◆ **Tarefa proposta**
Formate como tabela Markdown o trecho dos dados que vai da linha que contém "460, 811, 472]" até a linha que contém "159, 505, 162]", incluindo as duas. Use as colunas Número e Linha, com o número de ordem de cada linha e o texto correspondente, e omita as linhas em branco.

━━━━━━━━━━━━━━━━━━━━

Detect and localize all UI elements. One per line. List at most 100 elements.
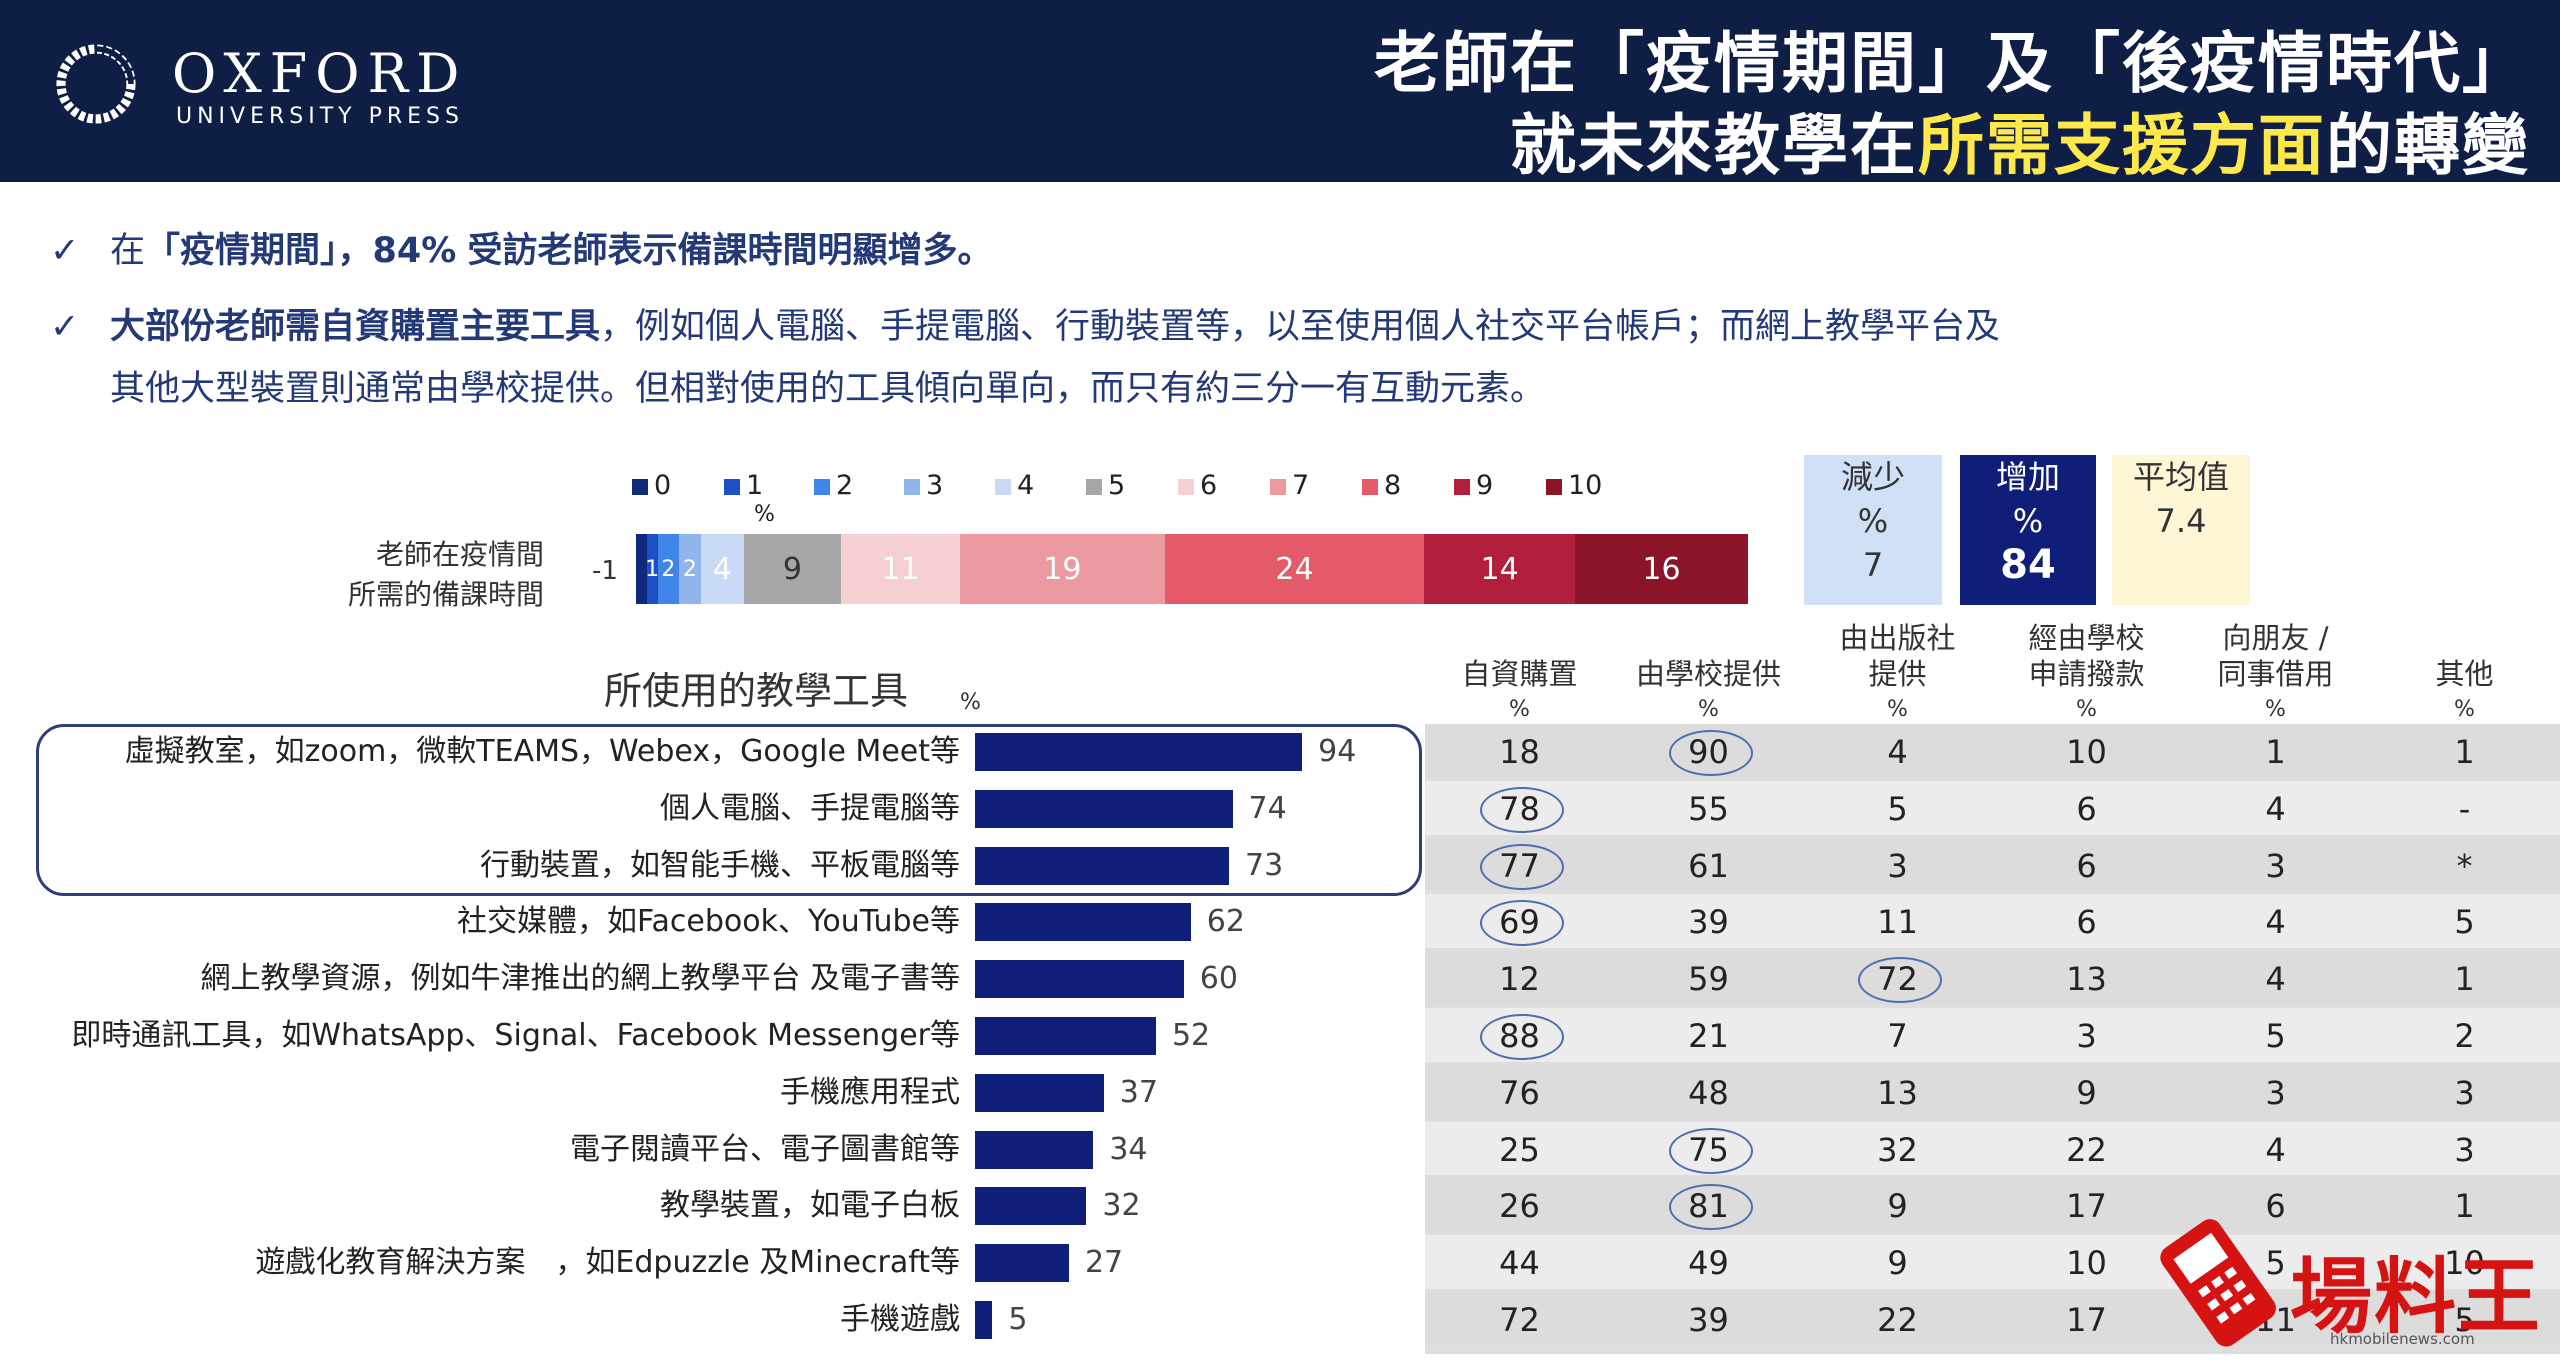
- legend-swatch: [904, 478, 920, 495]
- bullet-1-post: 受訪老師表示備課時間明顯增多。: [467, 231, 993, 271]
- header-line: [1614, 620, 1803, 656]
- table-column-header: 由出版社 提供%: [1803, 620, 1992, 728]
- highlight-circle: [1479, 786, 1564, 833]
- highlight-circle: [1479, 900, 1564, 947]
- table-cell: 59: [1688, 960, 1729, 999]
- table-cell: 3: [2265, 846, 2286, 885]
- legend-swatch: [632, 478, 648, 495]
- bar-category-label: 手機應用程式: [780, 1074, 960, 1110]
- check-icon: ✓: [50, 307, 80, 347]
- summary-decrease-unit: %: [1857, 502, 1889, 540]
- table-column-header: 由學校提供%: [1614, 620, 1803, 728]
- table-cell: 5: [2454, 903, 2475, 942]
- bullet-2-bold: 大部份老師需自資購置主要工具: [110, 307, 601, 347]
- legend-item-10: 10: [1546, 470, 1602, 501]
- legend-label: 8: [1384, 470, 1402, 501]
- bar: [975, 1187, 1087, 1226]
- legend-swatch: [1454, 478, 1470, 495]
- bar-value-label: 37: [1119, 1074, 1158, 1110]
- bar: [975, 846, 1230, 885]
- table-cell: 12: [1499, 960, 1540, 999]
- header-line: %: [1509, 697, 1530, 722]
- bar-category-label: 即時通訊工具，如WhatsApp、Signal、Facebook Messeng…: [71, 1018, 960, 1053]
- table-cell: 17: [2066, 1187, 2107, 1226]
- bar-value-label: 94: [1318, 734, 1357, 769]
- table-cell: 1: [2454, 960, 2475, 999]
- highlight-circle: [1857, 957, 1942, 1004]
- stack-label-line2: 所需的備課時間: [347, 578, 544, 611]
- table-cell: 76: [1499, 1073, 1540, 1112]
- bar-category-label: 虛擬教室，如zoom，微軟TEAMS，Webex，Google Meet等: [124, 734, 960, 769]
- legend-label: 5: [1108, 470, 1126, 501]
- legend-label: 10: [1568, 470, 1603, 501]
- legend-item-6: 6: [1178, 470, 1217, 501]
- table-cell: 49: [1688, 1244, 1729, 1283]
- title-line2-highlight: 所需支援方面: [1918, 107, 2326, 184]
- table-cell: 5: [1887, 789, 1908, 828]
- table-row: [1425, 1235, 2560, 1289]
- stack-category-label: 老師在疫情間所需的備課時間: [348, 535, 544, 615]
- summary-average-label: 平均值: [2132, 458, 2229, 496]
- table-cell: 2: [2454, 1017, 2475, 1055]
- header-line: 提供: [1868, 657, 1927, 691]
- summary-average-value: 7.4: [2155, 502, 2207, 540]
- legend-item-1: 1: [724, 470, 763, 501]
- legend-swatch: [1362, 478, 1378, 495]
- table-cell: 1: [2265, 733, 2286, 771]
- header-line: 向朋友 /: [2222, 621, 2329, 655]
- legend-item-8: 8: [1362, 470, 1401, 501]
- table-cell: 6: [2076, 846, 2097, 885]
- table-row: [1425, 1008, 2560, 1062]
- table-cell: 22: [1877, 1301, 1918, 1339]
- table-column-header: 自資購置%: [1425, 620, 1614, 728]
- table-row: [1425, 1121, 2560, 1176]
- legend-swatch: [1178, 478, 1194, 495]
- table-cell: 1: [2454, 733, 2475, 771]
- table-column-header: 向朋友 / 同事借用%: [2181, 620, 2370, 728]
- bar-value-label: 73: [1245, 847, 1284, 883]
- bar-value-label: 74: [1248, 790, 1287, 826]
- legend-unit: %: [754, 502, 775, 527]
- legend-label: 0: [654, 470, 672, 501]
- legend-item-5: 5: [1086, 470, 1125, 501]
- table-cell: 5: [2454, 1301, 2475, 1339]
- stack-segment-6: 11: [841, 534, 960, 604]
- bar: [975, 903, 1191, 942]
- highlight-circle: [1668, 1184, 1753, 1231]
- table-row: [1425, 951, 2560, 1005]
- watermark-url: hkmobilenews.com: [2330, 1330, 2475, 1348]
- title-line2-pre: 就未來教學在: [1510, 107, 1918, 184]
- bar-value-label: 32: [1102, 1188, 1141, 1224]
- stack-label-line1: 老師在疫情間: [375, 538, 544, 571]
- summary-decrease-value: 7: [1862, 546, 1884, 584]
- table-cell: 3: [2454, 1073, 2475, 1112]
- table-cell: 3: [2265, 1073, 2286, 1112]
- table-cell: 48: [1688, 1073, 1729, 1112]
- bar: [975, 960, 1184, 999]
- highlight-circle: [1479, 843, 1564, 890]
- table-row: [1425, 1292, 2560, 1346]
- phone-logo-icon: [2160, 1219, 2276, 1347]
- table-cell: 72: [1499, 1301, 1540, 1339]
- oxford-logo-icon: [56, 44, 136, 124]
- legend-label: 7: [1292, 470, 1310, 501]
- header-line: 自資購置: [1461, 657, 1578, 691]
- bullet-2: ✓ 大部份老師需自資購置主要工具，例如個人電腦、手提電腦、行動裝置等，以至使用個人…: [50, 298, 2000, 349]
- bar-value-label: 34: [1109, 1131, 1148, 1167]
- table-cell: 1: [2454, 1187, 2475, 1226]
- header-line: %: [2454, 697, 2475, 722]
- legend-swatch: [995, 478, 1011, 495]
- table-cell: 6: [2076, 903, 2097, 942]
- bar: [975, 1244, 1069, 1283]
- stack-segment-0: [636, 534, 647, 604]
- table-cell: -: [2458, 789, 2471, 828]
- legend-swatch: [1546, 478, 1562, 495]
- table-cell: 10: [2444, 1244, 2485, 1283]
- highlight-circle: [1479, 1014, 1564, 1060]
- legend-label: 3: [926, 470, 944, 501]
- summary-decrease-label: 減少: [1840, 458, 1905, 496]
- legend-label: 2: [836, 470, 854, 501]
- table-cell: 3: [1887, 846, 1908, 885]
- table-cell: 10: [2066, 1244, 2107, 1283]
- summary-increase-unit: %: [2012, 502, 2044, 540]
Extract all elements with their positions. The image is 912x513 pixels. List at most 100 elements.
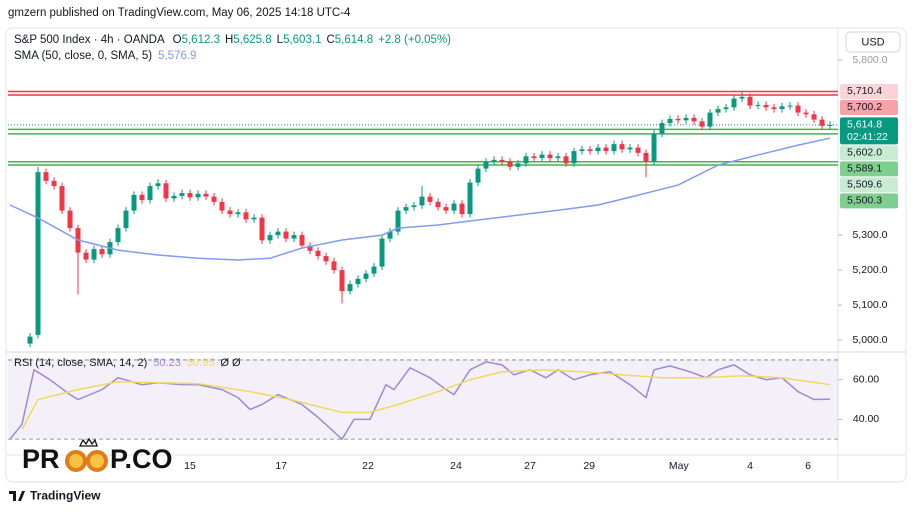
x-tick-label: 6	[805, 460, 811, 472]
candle-body	[91, 249, 97, 260]
candle-body	[747, 96, 753, 106]
candle-body	[443, 207, 449, 211]
rsi-line	[9, 361, 831, 441]
rsi-value: 50.95	[187, 357, 215, 369]
candle-body	[603, 147, 609, 152]
candle-body	[499, 159, 505, 162]
candle-body	[819, 119, 825, 126]
candle-body	[723, 107, 729, 110]
candle-body	[635, 147, 641, 153]
currency[interactable]: USD	[861, 36, 884, 48]
candle-body	[51, 180, 57, 187]
candle-body	[667, 118, 673, 124]
candle-body	[483, 161, 489, 169]
candle-body	[35, 172, 41, 335]
x-tick-label: 15	[184, 460, 196, 472]
watermark-eye	[65, 450, 87, 472]
candle-body	[771, 107, 777, 110]
candle-body	[571, 151, 577, 164]
candle-body	[27, 336, 33, 344]
candle-body	[211, 196, 217, 202]
candle-body	[179, 193, 185, 196]
currency-button[interactable]	[845, 31, 901, 53]
candle-body	[347, 284, 353, 292]
y-tick-label: 5,300.0	[852, 229, 887, 241]
sma-line	[9, 137, 831, 261]
candle-body	[235, 212, 241, 215]
rsi-legend: RSI (14, close, SMA, 14, 2) 50.23 50.95 Ø Ø	[14, 357, 241, 369]
candle-body	[539, 154, 545, 159]
candle-body	[331, 261, 337, 271]
candle-body	[275, 231, 281, 236]
watermark-left: PR	[22, 444, 60, 474]
candle-body	[187, 193, 193, 198]
candle-body	[251, 217, 257, 220]
candle-body	[219, 201, 225, 211]
candle-body	[243, 212, 249, 220]
ohlc-key: H	[225, 34, 233, 46]
candle-body	[147, 186, 153, 201]
candle-body	[795, 105, 801, 113]
candle-body	[579, 149, 585, 152]
candle-body	[355, 278, 361, 285]
candle-body	[155, 183, 161, 187]
watermark: PR P.CO	[22, 437, 173, 474]
candle-body	[163, 183, 169, 199]
candle-body	[739, 96, 745, 99]
candle-body	[451, 203, 457, 211]
price-label-box	[840, 193, 898, 209]
candle-body	[515, 163, 521, 167]
rsi-label: RSI (14, close, SMA, 14, 2)	[14, 357, 147, 369]
symbol: S&P 500 Index · 4h · OANDA	[14, 34, 165, 46]
change: +2.8 (+0.05%)	[378, 34, 451, 46]
x-tick-label: 17	[275, 460, 287, 472]
ohlc-value: 5,614.8	[335, 34, 373, 46]
candle-body	[475, 168, 481, 183]
y-tick-label: 5,000.0	[852, 334, 887, 346]
candle-body	[371, 266, 377, 274]
rsi-band-fill	[8, 359, 838, 440]
sma-label: SMA (50, close, 0, SMA, 5)	[14, 50, 152, 62]
legend-line: S&P 500 Index · 4h · OANDA O5,612.3 H5,625…	[14, 34, 451, 46]
candle-body	[651, 133, 657, 162]
brand-logo: TradingView	[9, 489, 101, 503]
rsi-extra: Ø Ø	[220, 357, 241, 369]
price-label-box	[840, 161, 898, 177]
candle-body	[755, 104, 761, 106]
y-tick-label: 60.00	[853, 374, 879, 386]
price-label-box	[840, 145, 898, 161]
candle-body	[139, 194, 145, 201]
candle-body	[595, 147, 601, 152]
price-label: 5,710.4	[847, 85, 882, 97]
candle-body	[563, 156, 569, 164]
ohlc-key: C	[326, 34, 334, 46]
ohlc-value: 5,625.8	[233, 34, 271, 46]
candle-body	[299, 235, 305, 246]
candle-body	[811, 114, 817, 120]
price-label: 5,589.1	[847, 163, 882, 175]
price-label: 5,500.3	[847, 195, 882, 207]
candle-body	[123, 210, 129, 229]
rsi-line	[21, 369, 831, 430]
sma-value: 5,576.9	[158, 50, 196, 62]
candle-body	[307, 245, 313, 251]
brand: TradingView	[30, 489, 101, 503]
candle-body	[59, 186, 65, 211]
candle-body	[203, 193, 209, 197]
candle-body	[587, 149, 593, 152]
candle-body	[491, 159, 497, 162]
ohlc-value: 5,612.3	[182, 34, 220, 46]
candle-body	[803, 112, 809, 115]
candle-body	[707, 112, 713, 127]
candle-body	[459, 203, 465, 215]
candle-body	[315, 250, 321, 257]
candle-body	[619, 144, 625, 150]
y-tick-label: 5,100.0	[852, 299, 887, 311]
candle-body	[547, 154, 553, 159]
candle-body	[43, 172, 49, 181]
ohlc-key: L	[277, 34, 284, 46]
candle-body	[675, 118, 681, 121]
candle-body	[419, 196, 425, 206]
price-label-box	[840, 99, 898, 115]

━━━━━━━━━━━━━━━━━━━━

◆ **Resposta**
| Número | Linha |
|---|---|
| 1 | x-tick-label: 6	[805, 460, 811, 472] |
| 2 | candle-body	[91, 249, 97, 260] |
| 3 | candle-body	[747, 96, 753, 106] |
| 4 | candle-body	[443, 207, 449, 211] |
| 5 | rsi-line	[9, 361, 831, 441] |
| 6 | rsi-value: 50.95	[187, 357, 215, 369] |
| 7 | candle-body	[603, 147, 609, 152] |
| 8 | candle-body	[499, 159, 505, 162] |